---------- Source document ----------
3. The government repays part or all of outstanding government bonds, against the cancellation, or the transfer to households, of part of its claim against banks.
4. The government pays a one-off citizens dividend, through a transfer to households of part of its claim against banks. Households use this to repay a large portion of private debt.
5. The credit part of banks is separated from the deposit part. The bank becomes a true intermediary that has to attract reserve money before being able to lend it. This makes it much easier to prevent credit-driven business cycles.
1. Money creation no longer requires private debt creation.
2. The quantity of money is directly controlled by the central bank, not by private banks.
3. Credit creation remains private, and on a much sounder long-term basis than before.
4. Banks become true intermediaries that can be run conservatively for the public benefit.
5. Financial crises do not affect the quantity of money or the safety of the payments system.
6. Dramatic reduction or even complete elimination of the public debt.
7. Dramatic reduction of private debt.
8. Credit-driven business cycles are not eliminated but significantly reduced if the Chicago Plan is combined with quantitative lending guidance, a policy that can be much more effective in a world where banks cannot create money.
9. No bank runs are possible because all money is 100% backed by public reserves.
10. There can be no liquidity traps, as central banks can always stimulate a severely recessionary economy through money injections or through below-zero interest rates.
11. Inflation can drop to zero without posing problems for monetary policy.
12. Real interest rates drop dramatically because equity, not debt, becomes the norm.
13. The government can use revenue from money creation to dramatically lower taxes.
14. Lower interest rates and taxes lead to potentially very large output gains.
If you look on youtube you will see some presentations by Michael Kumhof. The most recent of his slideshows is one he did in Stockholm on Sept 12, 2013 and it is here.
However, despite its good intentions and sound theory, I believe with others that it is politically unrealistic to think it could be implemented. There are three high level bank lobbyists for every elected member in Washington. Moreover, the New York Times article of 21 October 2011 said the banking industry had spent $2.3billion on campaign donations from 1990 to 2010.
Lietaer, Arnsperger, Groener and Brunnhuber in their Club of Rome book Money and Sustainability 2012, also point out that “although it would eliminate the risk of widespread banking crashes and of sovereign debt crises, there would still be monetary crises. ..The 2008 monetary crashes would not necessarily have been avoided.” They also point out that nationalisation of money creation process can’t be done on a small scale and any change involves risk. Large scale change involves greater risk. Moreover there could still be a risk of inflation if governments were the only ones in charge of creating money. The hyperinflation of the Zimbabwean dollar could happen if another Mugabe got into power.
---------- Dataset content ----------
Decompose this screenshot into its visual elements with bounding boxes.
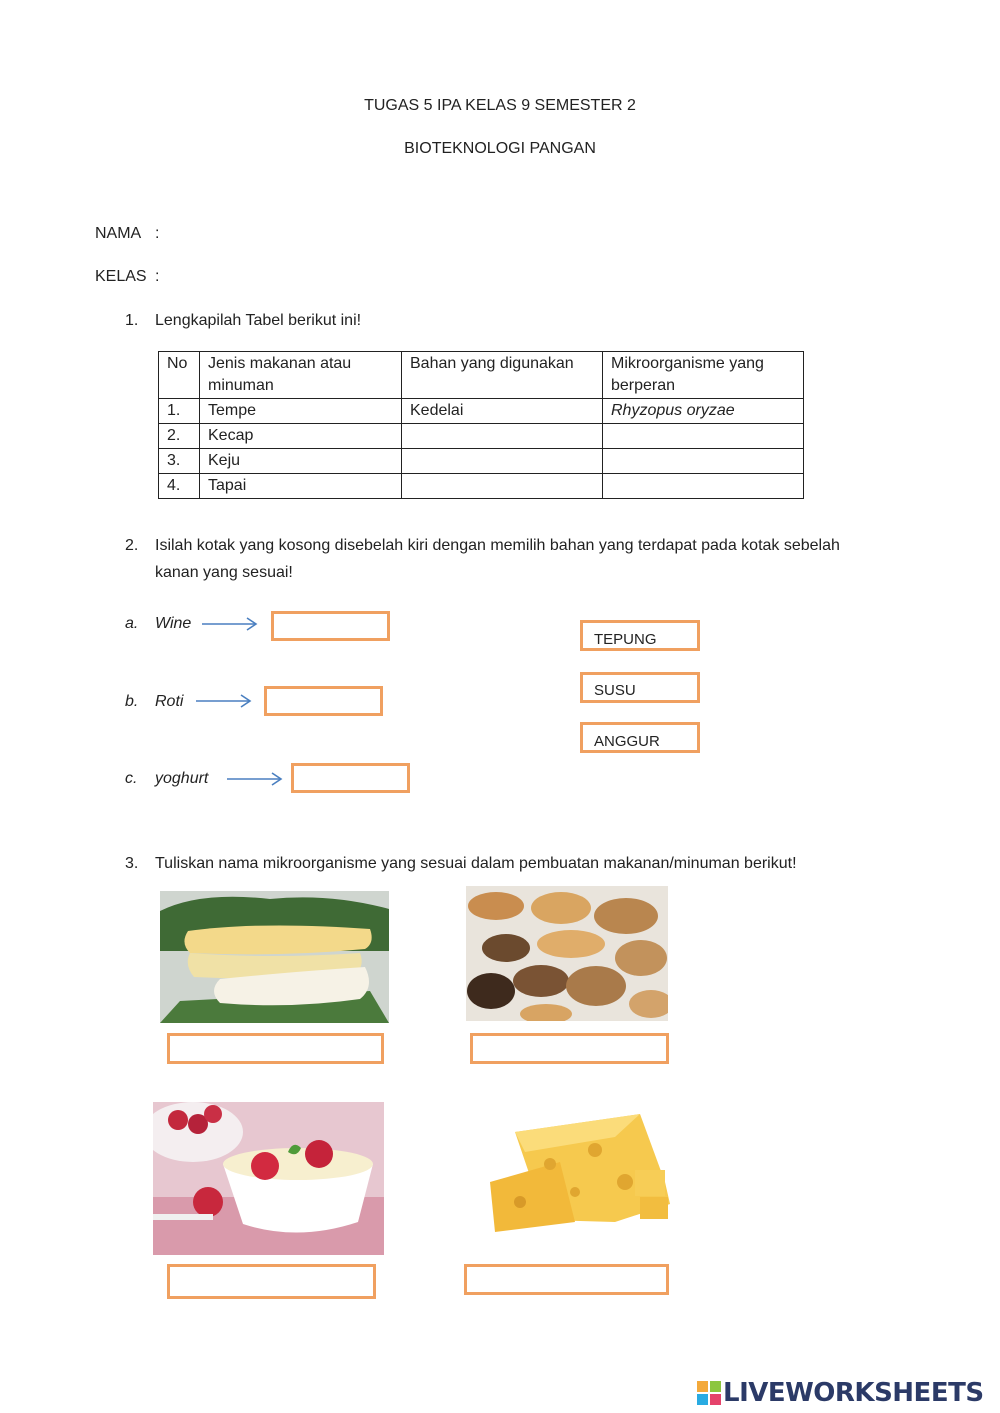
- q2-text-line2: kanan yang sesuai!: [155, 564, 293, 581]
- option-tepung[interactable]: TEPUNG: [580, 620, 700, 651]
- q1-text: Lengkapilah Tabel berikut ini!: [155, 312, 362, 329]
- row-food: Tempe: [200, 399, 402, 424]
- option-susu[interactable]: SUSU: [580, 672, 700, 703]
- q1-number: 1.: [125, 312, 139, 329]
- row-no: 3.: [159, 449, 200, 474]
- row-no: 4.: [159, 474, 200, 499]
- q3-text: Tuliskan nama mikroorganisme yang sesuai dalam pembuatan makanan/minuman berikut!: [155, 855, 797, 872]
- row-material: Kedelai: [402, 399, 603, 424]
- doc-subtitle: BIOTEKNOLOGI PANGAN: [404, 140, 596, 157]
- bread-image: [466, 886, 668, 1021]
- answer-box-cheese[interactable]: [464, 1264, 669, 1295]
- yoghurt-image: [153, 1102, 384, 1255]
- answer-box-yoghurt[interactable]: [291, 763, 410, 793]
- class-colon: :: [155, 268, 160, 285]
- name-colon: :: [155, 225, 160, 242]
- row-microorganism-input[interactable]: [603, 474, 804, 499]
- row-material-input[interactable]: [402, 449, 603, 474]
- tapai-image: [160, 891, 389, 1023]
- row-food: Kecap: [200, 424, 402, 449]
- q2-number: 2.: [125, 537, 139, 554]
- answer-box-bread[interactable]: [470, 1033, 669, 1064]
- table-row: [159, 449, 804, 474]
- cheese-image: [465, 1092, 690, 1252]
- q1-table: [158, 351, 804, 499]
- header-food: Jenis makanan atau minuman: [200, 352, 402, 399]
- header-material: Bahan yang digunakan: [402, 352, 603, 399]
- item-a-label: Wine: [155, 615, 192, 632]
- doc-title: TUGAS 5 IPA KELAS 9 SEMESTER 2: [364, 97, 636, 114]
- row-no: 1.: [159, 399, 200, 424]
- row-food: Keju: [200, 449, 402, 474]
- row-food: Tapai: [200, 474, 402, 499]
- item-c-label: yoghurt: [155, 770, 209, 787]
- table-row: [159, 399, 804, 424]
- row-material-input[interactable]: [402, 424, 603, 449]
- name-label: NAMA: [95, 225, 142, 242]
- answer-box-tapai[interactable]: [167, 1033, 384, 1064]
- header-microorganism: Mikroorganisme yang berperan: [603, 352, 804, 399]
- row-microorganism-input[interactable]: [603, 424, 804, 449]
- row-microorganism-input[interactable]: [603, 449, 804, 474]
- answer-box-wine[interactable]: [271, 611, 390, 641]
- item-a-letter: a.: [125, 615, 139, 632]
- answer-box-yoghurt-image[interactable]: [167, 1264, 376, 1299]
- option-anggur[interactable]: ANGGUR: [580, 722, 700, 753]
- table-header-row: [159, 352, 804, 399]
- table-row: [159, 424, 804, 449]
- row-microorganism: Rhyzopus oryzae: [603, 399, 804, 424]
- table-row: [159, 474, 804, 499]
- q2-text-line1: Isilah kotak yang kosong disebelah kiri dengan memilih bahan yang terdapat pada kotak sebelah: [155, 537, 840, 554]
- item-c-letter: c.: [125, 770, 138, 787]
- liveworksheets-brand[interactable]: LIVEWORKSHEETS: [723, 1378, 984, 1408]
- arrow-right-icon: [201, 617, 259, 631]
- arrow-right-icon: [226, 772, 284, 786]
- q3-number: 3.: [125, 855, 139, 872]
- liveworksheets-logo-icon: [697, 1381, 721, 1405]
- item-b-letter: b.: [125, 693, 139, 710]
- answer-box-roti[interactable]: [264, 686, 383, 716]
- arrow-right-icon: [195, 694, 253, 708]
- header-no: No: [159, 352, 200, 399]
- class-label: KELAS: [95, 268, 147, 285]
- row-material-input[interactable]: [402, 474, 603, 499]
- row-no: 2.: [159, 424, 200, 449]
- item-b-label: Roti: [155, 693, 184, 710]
----------
---------- Dataset content ----------
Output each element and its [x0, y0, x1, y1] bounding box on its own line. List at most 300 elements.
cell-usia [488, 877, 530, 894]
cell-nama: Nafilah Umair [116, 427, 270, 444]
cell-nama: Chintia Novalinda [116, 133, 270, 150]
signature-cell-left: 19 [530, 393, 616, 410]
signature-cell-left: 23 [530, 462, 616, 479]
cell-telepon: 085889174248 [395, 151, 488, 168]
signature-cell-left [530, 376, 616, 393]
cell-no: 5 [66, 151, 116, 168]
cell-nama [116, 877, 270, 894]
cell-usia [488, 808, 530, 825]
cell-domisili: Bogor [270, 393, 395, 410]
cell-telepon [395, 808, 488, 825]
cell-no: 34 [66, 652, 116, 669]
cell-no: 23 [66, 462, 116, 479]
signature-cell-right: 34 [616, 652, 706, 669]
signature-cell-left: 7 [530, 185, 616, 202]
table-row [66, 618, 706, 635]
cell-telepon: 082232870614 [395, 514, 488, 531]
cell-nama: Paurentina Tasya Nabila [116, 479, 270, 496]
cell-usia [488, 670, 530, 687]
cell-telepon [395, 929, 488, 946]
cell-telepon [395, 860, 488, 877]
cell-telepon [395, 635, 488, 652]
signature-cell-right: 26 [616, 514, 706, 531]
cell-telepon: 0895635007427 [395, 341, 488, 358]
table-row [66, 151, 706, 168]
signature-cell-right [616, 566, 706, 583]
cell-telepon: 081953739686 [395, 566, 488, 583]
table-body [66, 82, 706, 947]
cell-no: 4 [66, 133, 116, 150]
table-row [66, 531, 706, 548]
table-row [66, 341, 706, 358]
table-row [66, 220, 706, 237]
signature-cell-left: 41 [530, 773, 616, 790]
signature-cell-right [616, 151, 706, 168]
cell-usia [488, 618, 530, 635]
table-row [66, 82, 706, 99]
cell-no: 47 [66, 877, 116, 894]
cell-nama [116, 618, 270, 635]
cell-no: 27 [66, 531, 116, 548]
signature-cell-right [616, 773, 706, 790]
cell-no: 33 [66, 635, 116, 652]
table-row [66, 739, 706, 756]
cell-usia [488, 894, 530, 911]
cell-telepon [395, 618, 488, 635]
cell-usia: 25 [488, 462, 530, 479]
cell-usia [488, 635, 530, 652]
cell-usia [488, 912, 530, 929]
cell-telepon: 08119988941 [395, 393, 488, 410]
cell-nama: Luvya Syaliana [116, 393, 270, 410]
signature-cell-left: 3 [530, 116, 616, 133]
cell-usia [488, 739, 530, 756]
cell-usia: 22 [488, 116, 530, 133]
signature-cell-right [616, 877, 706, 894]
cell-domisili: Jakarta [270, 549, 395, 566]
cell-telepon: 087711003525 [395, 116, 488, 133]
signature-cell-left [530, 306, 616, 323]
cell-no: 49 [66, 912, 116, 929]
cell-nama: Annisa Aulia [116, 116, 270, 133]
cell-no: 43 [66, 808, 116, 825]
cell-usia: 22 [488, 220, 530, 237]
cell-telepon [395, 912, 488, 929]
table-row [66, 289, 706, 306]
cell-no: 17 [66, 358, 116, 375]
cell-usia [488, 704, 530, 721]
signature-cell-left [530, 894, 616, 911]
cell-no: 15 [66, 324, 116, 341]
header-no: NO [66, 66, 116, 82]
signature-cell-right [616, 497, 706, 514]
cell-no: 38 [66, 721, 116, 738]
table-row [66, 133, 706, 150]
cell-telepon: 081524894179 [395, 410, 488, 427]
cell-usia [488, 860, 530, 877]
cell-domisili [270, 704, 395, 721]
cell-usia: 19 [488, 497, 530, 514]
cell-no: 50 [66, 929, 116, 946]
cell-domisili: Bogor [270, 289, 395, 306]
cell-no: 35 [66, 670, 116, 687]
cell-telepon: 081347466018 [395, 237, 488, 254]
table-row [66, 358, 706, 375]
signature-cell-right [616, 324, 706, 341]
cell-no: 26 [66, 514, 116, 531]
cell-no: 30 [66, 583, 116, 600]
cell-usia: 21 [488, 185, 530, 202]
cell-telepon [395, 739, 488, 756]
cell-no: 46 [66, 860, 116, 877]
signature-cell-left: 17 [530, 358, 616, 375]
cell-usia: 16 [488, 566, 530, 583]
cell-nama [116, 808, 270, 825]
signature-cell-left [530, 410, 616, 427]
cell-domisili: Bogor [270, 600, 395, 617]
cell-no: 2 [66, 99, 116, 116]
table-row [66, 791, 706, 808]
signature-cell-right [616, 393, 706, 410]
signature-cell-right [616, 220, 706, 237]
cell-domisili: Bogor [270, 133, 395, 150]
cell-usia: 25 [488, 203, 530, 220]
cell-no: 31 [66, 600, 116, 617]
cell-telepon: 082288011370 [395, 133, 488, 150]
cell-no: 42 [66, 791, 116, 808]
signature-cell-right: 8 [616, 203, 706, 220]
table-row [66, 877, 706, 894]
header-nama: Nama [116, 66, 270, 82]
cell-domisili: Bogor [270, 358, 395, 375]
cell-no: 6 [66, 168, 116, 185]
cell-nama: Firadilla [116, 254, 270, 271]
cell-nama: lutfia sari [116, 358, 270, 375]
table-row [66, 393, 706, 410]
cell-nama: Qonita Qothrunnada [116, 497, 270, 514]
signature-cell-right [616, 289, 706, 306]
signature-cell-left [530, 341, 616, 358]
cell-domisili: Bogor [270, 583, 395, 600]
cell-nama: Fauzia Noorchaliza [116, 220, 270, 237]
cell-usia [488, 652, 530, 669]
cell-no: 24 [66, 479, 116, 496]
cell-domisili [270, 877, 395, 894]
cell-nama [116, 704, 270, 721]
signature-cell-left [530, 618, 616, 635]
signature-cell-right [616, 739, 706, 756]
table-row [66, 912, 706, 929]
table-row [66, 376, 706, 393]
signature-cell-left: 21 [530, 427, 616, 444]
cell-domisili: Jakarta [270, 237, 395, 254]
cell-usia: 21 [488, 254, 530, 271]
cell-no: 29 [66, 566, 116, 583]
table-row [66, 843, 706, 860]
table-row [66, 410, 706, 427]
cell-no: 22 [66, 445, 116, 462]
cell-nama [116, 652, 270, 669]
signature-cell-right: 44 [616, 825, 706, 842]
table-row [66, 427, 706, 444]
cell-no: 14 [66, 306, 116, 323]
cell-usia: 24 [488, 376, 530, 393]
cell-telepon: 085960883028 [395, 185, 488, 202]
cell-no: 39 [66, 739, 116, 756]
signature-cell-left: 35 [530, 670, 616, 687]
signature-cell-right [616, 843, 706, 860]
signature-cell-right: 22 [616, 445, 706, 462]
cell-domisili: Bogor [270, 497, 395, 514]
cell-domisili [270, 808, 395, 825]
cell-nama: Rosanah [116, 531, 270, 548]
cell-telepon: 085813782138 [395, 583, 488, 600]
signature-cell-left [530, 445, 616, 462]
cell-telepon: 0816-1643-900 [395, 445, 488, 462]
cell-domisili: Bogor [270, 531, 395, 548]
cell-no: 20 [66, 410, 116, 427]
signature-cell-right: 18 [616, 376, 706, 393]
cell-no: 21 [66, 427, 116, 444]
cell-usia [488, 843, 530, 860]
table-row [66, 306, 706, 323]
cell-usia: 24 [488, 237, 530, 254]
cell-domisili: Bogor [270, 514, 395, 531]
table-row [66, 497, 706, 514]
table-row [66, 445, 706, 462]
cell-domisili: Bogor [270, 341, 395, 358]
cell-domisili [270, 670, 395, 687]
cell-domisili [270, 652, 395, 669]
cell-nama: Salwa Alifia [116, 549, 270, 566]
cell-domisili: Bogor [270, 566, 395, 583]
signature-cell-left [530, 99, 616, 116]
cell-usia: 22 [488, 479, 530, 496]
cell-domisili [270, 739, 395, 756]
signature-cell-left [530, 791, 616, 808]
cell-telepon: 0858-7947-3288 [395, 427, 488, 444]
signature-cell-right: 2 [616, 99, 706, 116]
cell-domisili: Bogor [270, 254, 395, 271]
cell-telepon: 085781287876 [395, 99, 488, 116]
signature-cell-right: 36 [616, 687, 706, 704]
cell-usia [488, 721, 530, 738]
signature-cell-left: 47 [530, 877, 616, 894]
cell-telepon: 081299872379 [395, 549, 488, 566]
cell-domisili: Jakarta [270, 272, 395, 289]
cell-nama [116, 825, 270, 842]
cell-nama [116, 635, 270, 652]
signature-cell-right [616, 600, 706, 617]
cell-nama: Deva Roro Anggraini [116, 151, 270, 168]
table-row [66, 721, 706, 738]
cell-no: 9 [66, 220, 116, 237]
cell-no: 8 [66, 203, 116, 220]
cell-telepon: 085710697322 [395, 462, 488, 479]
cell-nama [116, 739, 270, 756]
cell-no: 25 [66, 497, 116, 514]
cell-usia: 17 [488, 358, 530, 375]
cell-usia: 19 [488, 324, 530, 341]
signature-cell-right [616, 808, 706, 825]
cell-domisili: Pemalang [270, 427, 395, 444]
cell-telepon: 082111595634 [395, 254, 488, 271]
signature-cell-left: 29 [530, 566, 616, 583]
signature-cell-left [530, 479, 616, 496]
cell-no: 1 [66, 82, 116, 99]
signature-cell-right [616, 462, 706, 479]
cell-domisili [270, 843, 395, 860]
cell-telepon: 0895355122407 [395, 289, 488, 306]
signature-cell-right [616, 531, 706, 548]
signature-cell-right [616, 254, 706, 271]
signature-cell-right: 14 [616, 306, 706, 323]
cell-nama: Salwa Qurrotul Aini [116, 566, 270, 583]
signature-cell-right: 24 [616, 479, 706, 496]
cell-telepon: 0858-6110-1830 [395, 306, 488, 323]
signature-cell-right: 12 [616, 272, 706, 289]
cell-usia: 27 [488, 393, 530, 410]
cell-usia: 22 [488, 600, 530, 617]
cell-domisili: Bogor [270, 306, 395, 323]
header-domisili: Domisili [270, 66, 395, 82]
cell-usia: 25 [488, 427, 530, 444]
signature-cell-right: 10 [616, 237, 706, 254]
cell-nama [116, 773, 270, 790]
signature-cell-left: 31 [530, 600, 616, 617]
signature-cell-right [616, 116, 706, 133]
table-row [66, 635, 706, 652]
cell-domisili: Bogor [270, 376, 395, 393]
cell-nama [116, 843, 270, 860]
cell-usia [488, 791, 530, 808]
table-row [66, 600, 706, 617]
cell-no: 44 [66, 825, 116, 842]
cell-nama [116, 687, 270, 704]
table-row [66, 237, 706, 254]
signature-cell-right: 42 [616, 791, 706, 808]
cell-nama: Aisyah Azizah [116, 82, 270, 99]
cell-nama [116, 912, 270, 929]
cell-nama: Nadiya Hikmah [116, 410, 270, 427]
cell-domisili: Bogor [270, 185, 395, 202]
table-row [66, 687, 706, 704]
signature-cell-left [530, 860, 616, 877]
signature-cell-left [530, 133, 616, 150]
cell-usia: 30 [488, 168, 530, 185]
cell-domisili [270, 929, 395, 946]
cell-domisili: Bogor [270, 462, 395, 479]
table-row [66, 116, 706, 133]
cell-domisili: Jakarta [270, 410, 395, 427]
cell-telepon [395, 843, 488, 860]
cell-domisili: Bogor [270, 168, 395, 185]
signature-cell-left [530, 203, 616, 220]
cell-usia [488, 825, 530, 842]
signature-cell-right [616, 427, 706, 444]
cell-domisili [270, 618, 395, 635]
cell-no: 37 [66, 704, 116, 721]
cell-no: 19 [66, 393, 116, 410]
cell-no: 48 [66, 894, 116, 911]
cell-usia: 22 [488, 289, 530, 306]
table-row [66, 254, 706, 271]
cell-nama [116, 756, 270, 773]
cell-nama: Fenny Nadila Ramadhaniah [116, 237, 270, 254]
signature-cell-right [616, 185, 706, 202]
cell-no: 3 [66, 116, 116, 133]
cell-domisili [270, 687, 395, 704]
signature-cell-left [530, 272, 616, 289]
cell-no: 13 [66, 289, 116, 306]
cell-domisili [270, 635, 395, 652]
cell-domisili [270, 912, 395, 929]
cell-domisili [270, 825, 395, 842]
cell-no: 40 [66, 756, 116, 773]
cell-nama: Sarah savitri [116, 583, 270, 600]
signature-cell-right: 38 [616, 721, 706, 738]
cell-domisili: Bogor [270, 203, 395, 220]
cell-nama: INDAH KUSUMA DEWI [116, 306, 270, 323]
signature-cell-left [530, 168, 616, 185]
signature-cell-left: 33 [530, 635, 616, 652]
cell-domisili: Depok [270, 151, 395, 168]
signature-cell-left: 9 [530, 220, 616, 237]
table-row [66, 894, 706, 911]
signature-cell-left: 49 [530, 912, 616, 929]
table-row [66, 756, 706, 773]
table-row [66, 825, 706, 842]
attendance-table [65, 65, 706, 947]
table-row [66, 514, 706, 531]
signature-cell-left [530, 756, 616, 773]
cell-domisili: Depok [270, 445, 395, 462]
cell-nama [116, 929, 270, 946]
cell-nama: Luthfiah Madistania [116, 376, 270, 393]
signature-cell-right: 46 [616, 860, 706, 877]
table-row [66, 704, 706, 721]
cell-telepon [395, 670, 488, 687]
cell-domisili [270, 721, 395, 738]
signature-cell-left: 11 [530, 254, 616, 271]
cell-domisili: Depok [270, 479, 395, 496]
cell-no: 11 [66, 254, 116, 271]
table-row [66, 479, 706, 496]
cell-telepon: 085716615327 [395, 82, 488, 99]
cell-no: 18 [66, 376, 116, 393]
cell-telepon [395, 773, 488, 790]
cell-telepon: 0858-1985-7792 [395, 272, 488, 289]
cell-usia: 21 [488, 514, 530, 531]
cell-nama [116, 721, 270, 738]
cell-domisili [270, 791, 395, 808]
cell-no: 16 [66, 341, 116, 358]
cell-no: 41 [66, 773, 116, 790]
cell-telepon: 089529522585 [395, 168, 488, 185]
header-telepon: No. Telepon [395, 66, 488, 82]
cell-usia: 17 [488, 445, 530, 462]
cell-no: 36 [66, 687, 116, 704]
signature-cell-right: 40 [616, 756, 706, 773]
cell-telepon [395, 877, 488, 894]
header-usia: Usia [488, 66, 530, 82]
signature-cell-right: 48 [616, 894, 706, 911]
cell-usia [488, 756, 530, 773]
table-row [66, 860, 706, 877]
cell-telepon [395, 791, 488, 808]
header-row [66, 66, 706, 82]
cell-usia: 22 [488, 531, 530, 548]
----------
◆ Work to complete:
a: In the passage on the Chicago Plan, how many high level bank lobbyists are there for every elected member in Washington?
b: Go on with the passage on the Chicago Plan, starting after its last sentence.
The items stand apart from the passage on the Chicago Plan and are separate material.

◆ Outputs by task:
a: There are three high level bank lobbyists for every elected member in Washington.

b:
You will recall we wrote to the Minister of Finance on 18 December regarding the The Chicago Plan Revisited. We have now received a reply. It seems the Government no longer wants the taxpayer to bail a bank out in the event of failure, so it is setting in place this thing called the Open Bank Resolution (they say by 30 June) This is a process in which in the event of a bank failure, banks will be able to give your deposits a ‘haircut’. Any bank creditor is vulnerable. But burdening savers with this risk is no more desirable than burdening taxpayers. We want banks fundamentally structurally reformed so that there is no risk of a run on the bank. You see while banks have the power to create the money supply, if everyone came to the bank for their money at once there wouldn’t be enough for everyone.
Anyway we are contemplating our next step. We would far prefer the The Chicago Plan Revisited and want to make it work. It would have to be implemented internationally simultaneously and New Zealand should play its part in making this happen to protect us from financial contagion. Here is the letter
1 February 2013
Dear Deirdre Kent and Phil Stevens,
Thank you for your email of 18 December 2012 regarding the recent International Monetary Fund (IMF) paper on the ‘Chicago Plan’ by Jaromir Benes and Michael Kumhof.
Their paper has stimulated significant debate among economists. While some economists have supported the arguments made in the paper, others have questioned the desirability and the practicality of its proposals. For example, I refer you to a recent paper by Adair Turner, chairman of the Financial Services Authority in the United Kingdom, which discussed the Chicago Plan (http://www.faa.gov.uk/static/pubs/speeches/1102-at.pdf). Turner argued that even if implementing the plan was practical, it may not be ideal, given the role of private banks in risk pooling, maturity transformation and their ability to allow consumers to smooth their consumption through their lifetime.
Despite the issues relating to the feasibility of the plan, many of its aims are consistent with the Government’s policy objectives. As confirmed in the recent Half Year Economic and Fiscal Policy Update (HYEFPU), the Government is committed to reducing net public debt to below 20% of Gross Domestic Product by 2020. In addition the Policy Targets Agreement (PTA) signed with the new Governor of the Reserve Bank includes a commitment to take account of the efficiency and soundness of the financial system when setting monetary policy (http://rbnz.govt.nz/monpol/pta/4944840.html). The RBNZ Governor, Graham Wheeler’s recent speech also notes the Reserve Bank’s current work on developing macro-prudential policy instruments and an Open Bank Resolution system to maintain a stable financial system and minimise the damage to the wider economy in the event of a bank failure (http://rbnz.govt.nz/speeches/5005204.html).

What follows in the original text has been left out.